■ TASK TO CARRY OUT: Say how many lines contain the word "Default". Only the number should be given.

[START OF ROWS]

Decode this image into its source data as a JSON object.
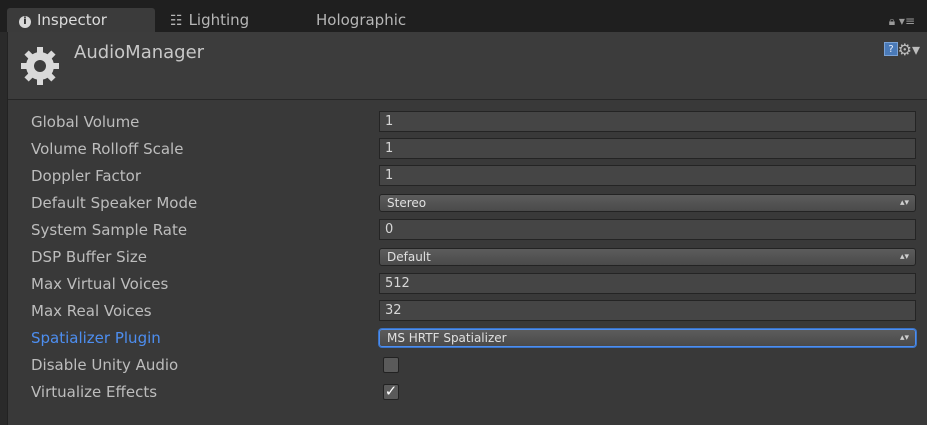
{
  "tabs": [
    {
      "label": "Inspector",
      "icon": "info-icon",
      "active": true
    },
    {
      "label": "Lighting",
      "icon": "lighting-icon",
      "active": false
    },
    {
      "label": "Holographic",
      "active": false
    }
  ],
  "tab_tools": {
    "lock_icon": "lock-icon",
    "menu_icon": "tab-menu-icon"
  },
  "header": {
    "title": "AudioManager",
    "icon": "gear-icon",
    "help_icon": "help-icon",
    "settings_icon": "settings-icon"
  },
  "fields": [
    {
      "label": "Global Volume",
      "type": "text",
      "value": "1"
    },
    {
      "label": "Volume Rolloff Scale",
      "type": "text",
      "value": "1"
    },
    {
      "label": "Doppler Factor",
      "type": "text",
      "value": "1"
    },
    {
      "label": "Default Speaker Mode",
      "type": "dropdown",
      "value": "Stereo"
    },
    {
      "label": "System Sample Rate",
      "type": "text",
      "value": "0"
    },
    {
      "label": "DSP Buffer Size",
      "type": "dropdown",
      "value": "Default"
    },
    {
      "label": "Max Virtual Voices",
      "type": "text",
      "value": "512"
    },
    {
      "label": "Max Real Voices",
      "type": "text",
      "value": "32"
    },
    {
      "label": "Spatializer Plugin",
      "type": "dropdown",
      "value": "MS HRTF Spatializer",
      "focused": true
    },
    {
      "label": "Disable Unity Audio",
      "type": "checkbox",
      "checked": false
    },
    {
      "label": "Virtualize Effects",
      "type": "checkbox",
      "checked": true
    }
  ],
  "colors": {
    "highlight_label": "#4d8ef0",
    "panel_bg": "#393939",
    "tabbar_bg": "#1f1f1f"
  }
}
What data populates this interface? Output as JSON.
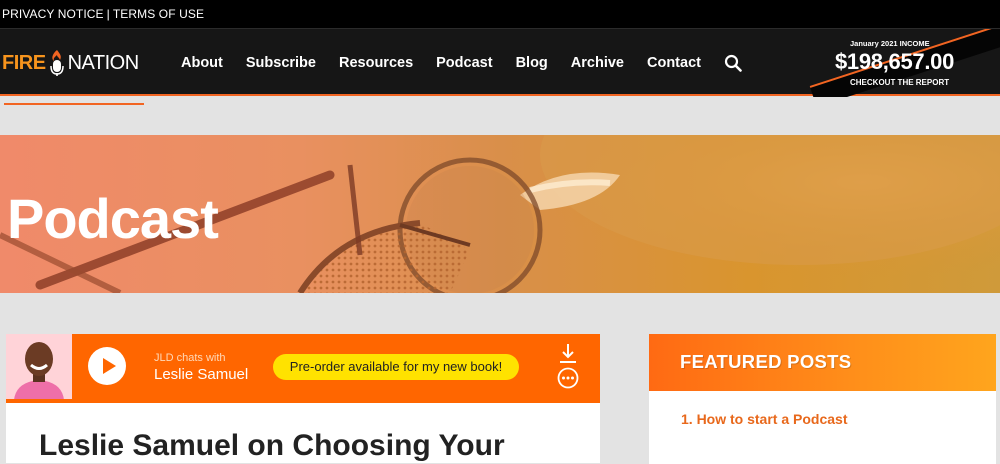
{
  "topbar": {
    "privacy": "PRIVACY NOTICE",
    "separator": "|",
    "terms": "TERMS OF USE"
  },
  "logo": {
    "fire": "FIRE",
    "nation": "NATION"
  },
  "nav": {
    "items": [
      "About",
      "Subscribe",
      "Resources",
      "Podcast",
      "Blog",
      "Archive",
      "Contact"
    ]
  },
  "income": {
    "label": "January 2021 INCOME",
    "amount": "$198,657.00",
    "cta": "CHECKOUT THE REPORT"
  },
  "hero": {
    "title": "Podcast"
  },
  "player": {
    "chats_with": "JLD chats with",
    "guest": "Leslie Samuel",
    "cta": "Pre-order available for my new book!"
  },
  "article": {
    "title": "Leslie Samuel on Choosing Your"
  },
  "featured": {
    "heading": "FEATURED POSTS",
    "items": [
      "1. How to start a Podcast"
    ]
  },
  "colors": {
    "brand_orange": "#ff6600",
    "accent_yellow": "#ffe200",
    "nav_bg": "#161616"
  }
}
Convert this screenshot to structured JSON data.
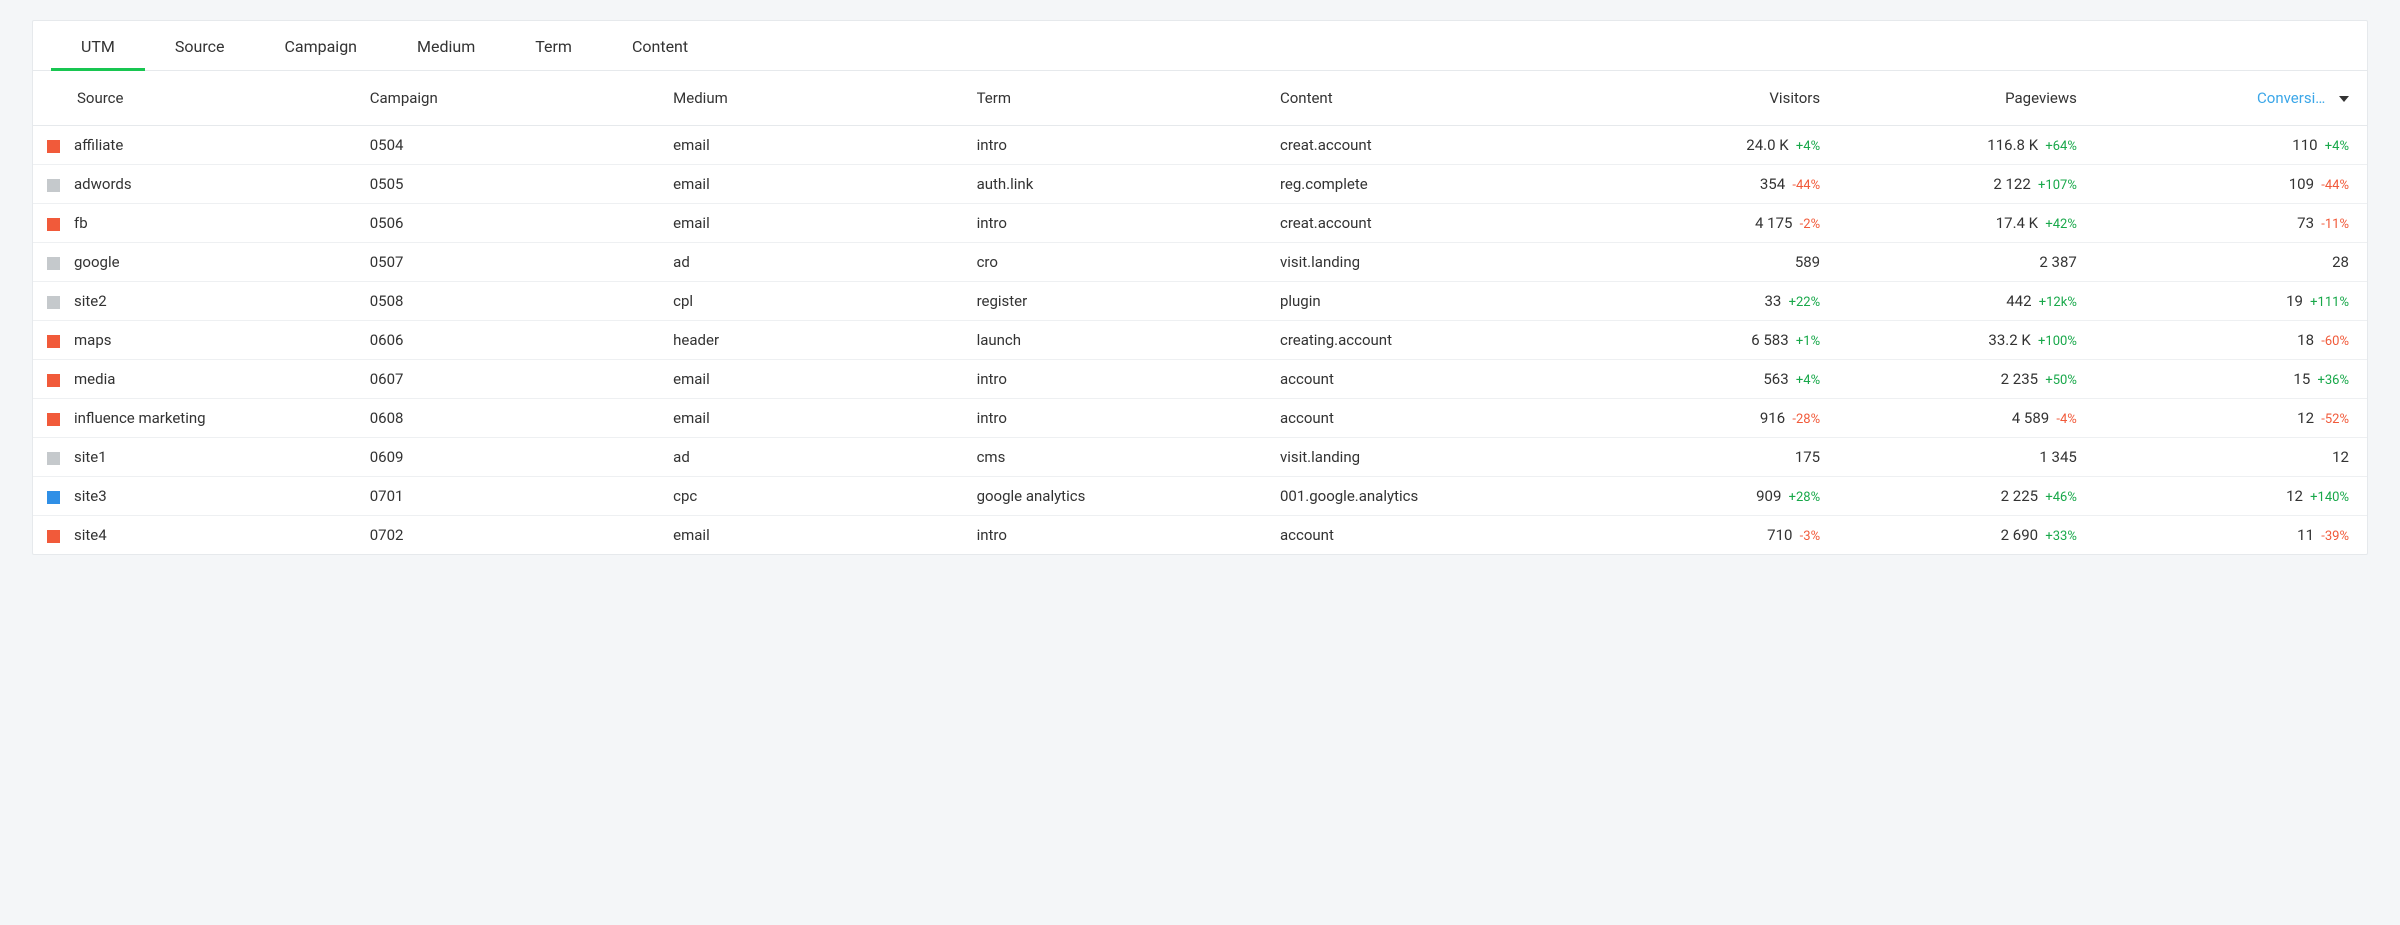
{
  "tabs": [
    {
      "label": "UTM",
      "active": true
    },
    {
      "label": "Source",
      "active": false
    },
    {
      "label": "Campaign",
      "active": false
    },
    {
      "label": "Medium",
      "active": false
    },
    {
      "label": "Term",
      "active": false
    },
    {
      "label": "Content",
      "active": false
    }
  ],
  "columns": {
    "source": "Source",
    "campaign": "Campaign",
    "medium": "Medium",
    "term": "Term",
    "content": "Content",
    "visitors": "Visitors",
    "pageviews": "Pageviews",
    "conversions": "Conversi…"
  },
  "colors": {
    "orange": "#f15a3a",
    "grey": "#c5c9cc",
    "blue": "#2f8fe6"
  },
  "rows": [
    {
      "color": "orange",
      "source": "affiliate",
      "campaign": "0504",
      "medium": "email",
      "term": "intro",
      "content": "creat.account",
      "visitors": {
        "value": "24.0 K",
        "delta": "+4%",
        "dir": "pos"
      },
      "pageviews": {
        "value": "116.8 K",
        "delta": "+64%",
        "dir": "pos"
      },
      "conversions": {
        "value": "110",
        "delta": "+4%",
        "dir": "pos"
      }
    },
    {
      "color": "grey",
      "source": "adwords",
      "campaign": "0505",
      "medium": "email",
      "term": "auth.link",
      "content": "reg.complete",
      "visitors": {
        "value": "354",
        "delta": "-44%",
        "dir": "neg"
      },
      "pageviews": {
        "value": "2 122",
        "delta": "+107%",
        "dir": "pos"
      },
      "conversions": {
        "value": "109",
        "delta": "-44%",
        "dir": "neg"
      }
    },
    {
      "color": "orange",
      "source": "fb",
      "campaign": "0506",
      "medium": "email",
      "term": "intro",
      "content": "creat.account",
      "visitors": {
        "value": "4 175",
        "delta": "-2%",
        "dir": "neg"
      },
      "pageviews": {
        "value": "17.4 K",
        "delta": "+42%",
        "dir": "pos"
      },
      "conversions": {
        "value": "73",
        "delta": "-11%",
        "dir": "neg"
      }
    },
    {
      "color": "grey",
      "source": "google",
      "campaign": "0507",
      "medium": "ad",
      "term": "cro",
      "content": "visit.landing",
      "visitors": {
        "value": "589",
        "delta": "",
        "dir": ""
      },
      "pageviews": {
        "value": "2 387",
        "delta": "",
        "dir": ""
      },
      "conversions": {
        "value": "28",
        "delta": "",
        "dir": ""
      }
    },
    {
      "color": "grey",
      "source": "site2",
      "campaign": "0508",
      "medium": "cpl",
      "term": "register",
      "content": "plugin",
      "visitors": {
        "value": "33",
        "delta": "+22%",
        "dir": "pos"
      },
      "pageviews": {
        "value": "442",
        "delta": "+12k%",
        "dir": "pos"
      },
      "conversions": {
        "value": "19",
        "delta": "+111%",
        "dir": "pos"
      }
    },
    {
      "color": "orange",
      "source": "maps",
      "campaign": "0606",
      "medium": "header",
      "term": "launch",
      "content": "creating.account",
      "visitors": {
        "value": "6 583",
        "delta": "+1%",
        "dir": "pos"
      },
      "pageviews": {
        "value": "33.2 K",
        "delta": "+100%",
        "dir": "pos"
      },
      "conversions": {
        "value": "18",
        "delta": "-60%",
        "dir": "neg"
      }
    },
    {
      "color": "orange",
      "source": "media",
      "campaign": "0607",
      "medium": "email",
      "term": "intro",
      "content": "account",
      "visitors": {
        "value": "563",
        "delta": "+4%",
        "dir": "pos"
      },
      "pageviews": {
        "value": "2 235",
        "delta": "+50%",
        "dir": "pos"
      },
      "conversions": {
        "value": "15",
        "delta": "+36%",
        "dir": "pos"
      }
    },
    {
      "color": "orange",
      "source": "influence marketing",
      "campaign": "0608",
      "medium": "email",
      "term": "intro",
      "content": "account",
      "visitors": {
        "value": "916",
        "delta": "-28%",
        "dir": "neg"
      },
      "pageviews": {
        "value": "4 589",
        "delta": "-4%",
        "dir": "neg"
      },
      "conversions": {
        "value": "12",
        "delta": "-52%",
        "dir": "neg"
      }
    },
    {
      "color": "grey",
      "source": "site1",
      "campaign": "0609",
      "medium": "ad",
      "term": "cms",
      "content": "visit.landing",
      "visitors": {
        "value": "175",
        "delta": "",
        "dir": ""
      },
      "pageviews": {
        "value": "1 345",
        "delta": "",
        "dir": ""
      },
      "conversions": {
        "value": "12",
        "delta": "",
        "dir": ""
      }
    },
    {
      "color": "blue",
      "source": "site3",
      "campaign": "0701",
      "medium": "cpc",
      "term": "google analytics",
      "content": "001.google.analytics",
      "visitors": {
        "value": "909",
        "delta": "+28%",
        "dir": "pos"
      },
      "pageviews": {
        "value": "2 225",
        "delta": "+46%",
        "dir": "pos"
      },
      "conversions": {
        "value": "12",
        "delta": "+140%",
        "dir": "pos"
      }
    },
    {
      "color": "orange",
      "source": "site4",
      "campaign": "0702",
      "medium": "email",
      "term": "intro",
      "content": "account",
      "visitors": {
        "value": "710",
        "delta": "-3%",
        "dir": "neg"
      },
      "pageviews": {
        "value": "2 690",
        "delta": "+33%",
        "dir": "pos"
      },
      "conversions": {
        "value": "11",
        "delta": "-39%",
        "dir": "neg"
      }
    }
  ]
}
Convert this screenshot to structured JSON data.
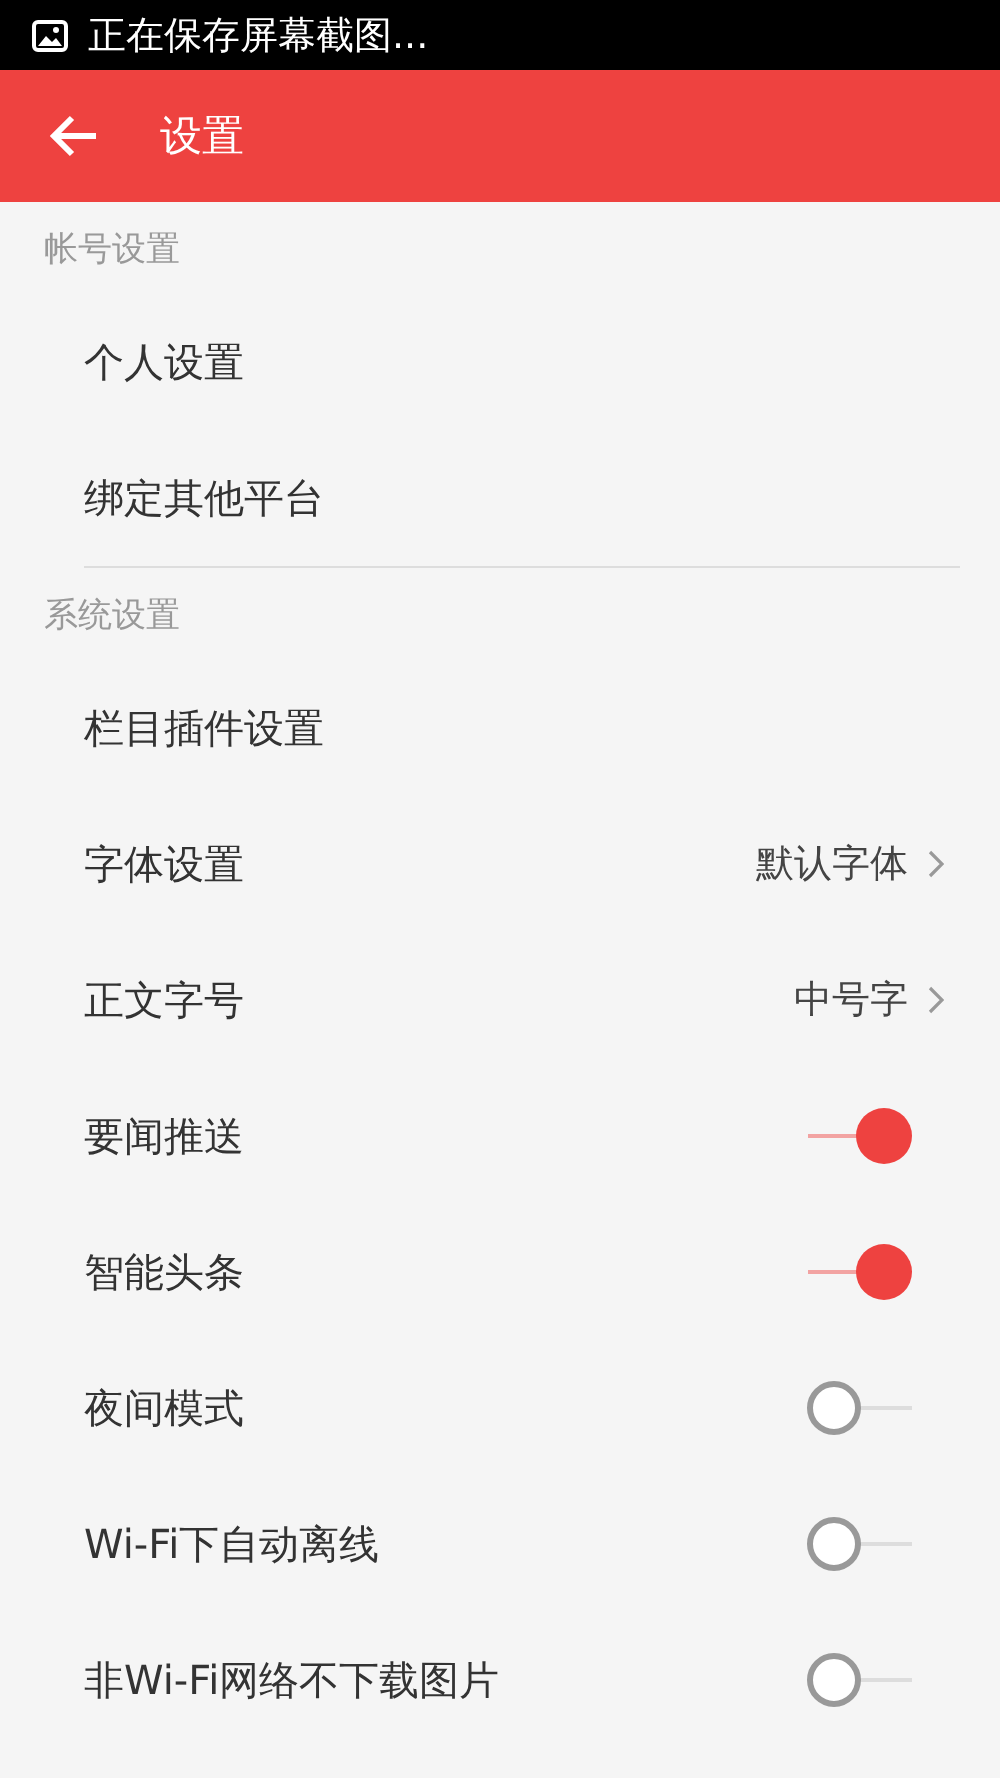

[END OF ROWS]

■ TASK SOLUTION: 2